*Source records*.
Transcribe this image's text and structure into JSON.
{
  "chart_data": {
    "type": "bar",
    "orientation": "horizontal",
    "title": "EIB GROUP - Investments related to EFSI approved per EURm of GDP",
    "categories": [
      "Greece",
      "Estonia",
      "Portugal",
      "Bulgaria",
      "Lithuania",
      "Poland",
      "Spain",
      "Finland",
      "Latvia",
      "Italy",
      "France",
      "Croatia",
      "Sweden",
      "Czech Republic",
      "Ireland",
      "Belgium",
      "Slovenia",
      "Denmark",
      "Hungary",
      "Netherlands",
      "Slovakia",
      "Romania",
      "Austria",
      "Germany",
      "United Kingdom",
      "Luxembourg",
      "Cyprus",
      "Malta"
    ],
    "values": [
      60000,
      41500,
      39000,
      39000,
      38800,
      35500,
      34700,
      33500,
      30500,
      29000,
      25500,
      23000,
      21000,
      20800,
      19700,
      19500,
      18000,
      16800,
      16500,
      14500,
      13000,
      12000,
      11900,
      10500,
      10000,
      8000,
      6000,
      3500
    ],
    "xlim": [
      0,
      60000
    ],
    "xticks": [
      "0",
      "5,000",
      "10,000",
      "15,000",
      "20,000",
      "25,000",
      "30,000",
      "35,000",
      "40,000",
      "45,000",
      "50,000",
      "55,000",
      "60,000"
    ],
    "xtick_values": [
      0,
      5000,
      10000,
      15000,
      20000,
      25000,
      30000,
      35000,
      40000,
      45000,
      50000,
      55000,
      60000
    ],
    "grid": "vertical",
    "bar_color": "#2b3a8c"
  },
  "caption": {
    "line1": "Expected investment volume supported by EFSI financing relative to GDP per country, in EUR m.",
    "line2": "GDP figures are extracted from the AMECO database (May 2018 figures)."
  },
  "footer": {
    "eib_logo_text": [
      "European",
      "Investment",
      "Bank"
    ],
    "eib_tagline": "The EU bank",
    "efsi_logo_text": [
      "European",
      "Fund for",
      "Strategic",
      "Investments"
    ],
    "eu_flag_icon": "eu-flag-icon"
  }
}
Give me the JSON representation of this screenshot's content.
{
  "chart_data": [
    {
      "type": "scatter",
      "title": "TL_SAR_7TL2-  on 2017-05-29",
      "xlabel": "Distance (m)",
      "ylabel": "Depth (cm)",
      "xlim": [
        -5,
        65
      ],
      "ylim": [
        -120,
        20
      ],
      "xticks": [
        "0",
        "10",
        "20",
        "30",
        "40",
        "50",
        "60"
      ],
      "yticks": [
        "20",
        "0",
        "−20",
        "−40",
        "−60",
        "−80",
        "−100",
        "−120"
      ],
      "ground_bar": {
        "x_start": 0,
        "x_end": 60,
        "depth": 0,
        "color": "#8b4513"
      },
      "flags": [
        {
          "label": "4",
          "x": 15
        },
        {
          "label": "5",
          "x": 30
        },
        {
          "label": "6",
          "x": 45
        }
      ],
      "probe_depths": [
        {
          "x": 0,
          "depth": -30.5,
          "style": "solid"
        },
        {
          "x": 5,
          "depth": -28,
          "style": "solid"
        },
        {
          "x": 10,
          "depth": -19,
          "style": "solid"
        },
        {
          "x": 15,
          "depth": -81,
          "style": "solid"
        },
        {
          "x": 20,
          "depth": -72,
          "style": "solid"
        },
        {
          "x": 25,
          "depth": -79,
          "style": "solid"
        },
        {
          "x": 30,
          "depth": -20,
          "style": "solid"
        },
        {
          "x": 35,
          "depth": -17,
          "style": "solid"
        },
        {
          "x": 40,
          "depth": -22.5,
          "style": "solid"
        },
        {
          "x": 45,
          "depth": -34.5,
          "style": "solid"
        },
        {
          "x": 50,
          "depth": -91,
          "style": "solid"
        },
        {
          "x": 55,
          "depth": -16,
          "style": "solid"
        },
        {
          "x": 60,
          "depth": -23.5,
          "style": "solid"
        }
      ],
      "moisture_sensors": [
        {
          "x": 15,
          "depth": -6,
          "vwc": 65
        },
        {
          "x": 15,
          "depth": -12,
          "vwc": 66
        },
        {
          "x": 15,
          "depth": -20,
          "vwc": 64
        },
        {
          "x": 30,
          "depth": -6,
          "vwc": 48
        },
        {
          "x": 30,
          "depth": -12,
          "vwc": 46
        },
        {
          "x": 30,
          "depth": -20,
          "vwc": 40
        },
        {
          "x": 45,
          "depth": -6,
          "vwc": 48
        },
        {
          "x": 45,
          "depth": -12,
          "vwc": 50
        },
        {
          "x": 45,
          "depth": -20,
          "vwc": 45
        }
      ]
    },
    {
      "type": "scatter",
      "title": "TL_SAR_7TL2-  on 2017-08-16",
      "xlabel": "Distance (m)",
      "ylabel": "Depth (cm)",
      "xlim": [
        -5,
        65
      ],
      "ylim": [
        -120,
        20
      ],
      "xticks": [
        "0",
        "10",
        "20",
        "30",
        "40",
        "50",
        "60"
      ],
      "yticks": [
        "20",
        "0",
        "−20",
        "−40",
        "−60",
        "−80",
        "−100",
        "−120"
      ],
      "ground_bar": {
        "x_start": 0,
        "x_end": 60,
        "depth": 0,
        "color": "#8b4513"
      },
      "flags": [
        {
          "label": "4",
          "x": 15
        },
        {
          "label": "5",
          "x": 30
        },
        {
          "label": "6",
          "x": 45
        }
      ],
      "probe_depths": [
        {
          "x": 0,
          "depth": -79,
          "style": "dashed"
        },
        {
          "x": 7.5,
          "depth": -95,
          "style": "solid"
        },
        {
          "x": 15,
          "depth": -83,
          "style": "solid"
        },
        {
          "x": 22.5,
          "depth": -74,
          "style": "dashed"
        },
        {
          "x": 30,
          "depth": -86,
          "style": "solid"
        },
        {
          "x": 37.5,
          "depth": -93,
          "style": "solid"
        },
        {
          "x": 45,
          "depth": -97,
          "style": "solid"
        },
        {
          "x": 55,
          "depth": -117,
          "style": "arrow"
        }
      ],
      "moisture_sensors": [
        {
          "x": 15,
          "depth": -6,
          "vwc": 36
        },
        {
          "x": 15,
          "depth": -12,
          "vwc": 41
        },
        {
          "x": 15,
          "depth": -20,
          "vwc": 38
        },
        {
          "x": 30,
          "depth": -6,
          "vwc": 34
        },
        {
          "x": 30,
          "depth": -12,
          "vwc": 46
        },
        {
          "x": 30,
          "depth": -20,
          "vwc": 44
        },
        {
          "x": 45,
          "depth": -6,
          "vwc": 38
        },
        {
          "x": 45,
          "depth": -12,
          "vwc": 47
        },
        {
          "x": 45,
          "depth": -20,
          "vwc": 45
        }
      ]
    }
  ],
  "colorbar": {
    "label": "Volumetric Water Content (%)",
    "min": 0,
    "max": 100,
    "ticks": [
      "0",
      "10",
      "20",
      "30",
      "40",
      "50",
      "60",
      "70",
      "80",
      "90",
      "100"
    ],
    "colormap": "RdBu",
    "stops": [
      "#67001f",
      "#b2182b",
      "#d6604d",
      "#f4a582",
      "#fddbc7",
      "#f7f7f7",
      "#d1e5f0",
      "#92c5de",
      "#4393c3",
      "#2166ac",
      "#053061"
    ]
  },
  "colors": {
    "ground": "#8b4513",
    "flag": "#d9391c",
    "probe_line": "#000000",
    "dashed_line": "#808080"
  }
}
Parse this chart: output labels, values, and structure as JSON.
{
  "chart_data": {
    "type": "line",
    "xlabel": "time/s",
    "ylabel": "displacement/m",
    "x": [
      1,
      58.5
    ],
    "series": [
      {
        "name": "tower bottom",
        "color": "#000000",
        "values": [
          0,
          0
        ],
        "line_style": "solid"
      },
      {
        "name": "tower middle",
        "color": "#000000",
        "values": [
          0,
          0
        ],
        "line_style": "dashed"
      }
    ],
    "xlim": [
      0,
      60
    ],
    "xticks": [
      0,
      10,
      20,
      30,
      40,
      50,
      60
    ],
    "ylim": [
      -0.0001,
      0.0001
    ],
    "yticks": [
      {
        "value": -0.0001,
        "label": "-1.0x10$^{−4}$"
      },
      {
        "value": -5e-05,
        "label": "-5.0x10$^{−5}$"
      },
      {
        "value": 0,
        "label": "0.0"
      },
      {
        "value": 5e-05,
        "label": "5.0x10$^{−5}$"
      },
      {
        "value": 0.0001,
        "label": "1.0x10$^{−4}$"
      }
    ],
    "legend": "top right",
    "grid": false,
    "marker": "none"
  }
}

*Written problem*.
Quote exactly and only the lines from the one holding "Parse this chart: output" through the end of the data.

*Written solution*.
Parse this chart: output labels, values, and structure as JSON.
{
  "chart_data": {
    "type": "line",
    "xlabel": "time/s",
    "ylabel": "displacement/m",
    "x": [
      1,
      58.5
    ],
    "series": [
      {
        "name": "tower bottom",
        "color": "#000000",
        "values": [
          0,
          0
        ],
        "line_style": "solid"
      },
      {
        "name": "tower middle",
        "color": "#000000",
        "values": [
          0,
          0
        ],
        "line_style": "dashed"
      }
    ],
    "xlim": [
      0,
      60
    ],
    "xticks": [
      0,
      10,
      20,
      30,
      40,
      50,
      60
    ],
    "ylim": [
      -0.0001,
      0.0001
    ],
    "yticks": [
      {
        "value": -0.0001,
        "label": "-1.0x10$^{−4}$"
      },
      {
        "value": -5e-05,
        "label": "-5.0x10$^{−5}$"
      },
      {
        "value": 0,
        "label": "0.0"
      },
      {
        "value": 5e-05,
        "label": "5.0x10$^{−5}$"
      },
      {
        "value": 0.0001,
        "label": "1.0x10$^{−4}$"
      }
    ],
    "legend": "top right",
    "grid": false,
    "marker": "none"
  }
}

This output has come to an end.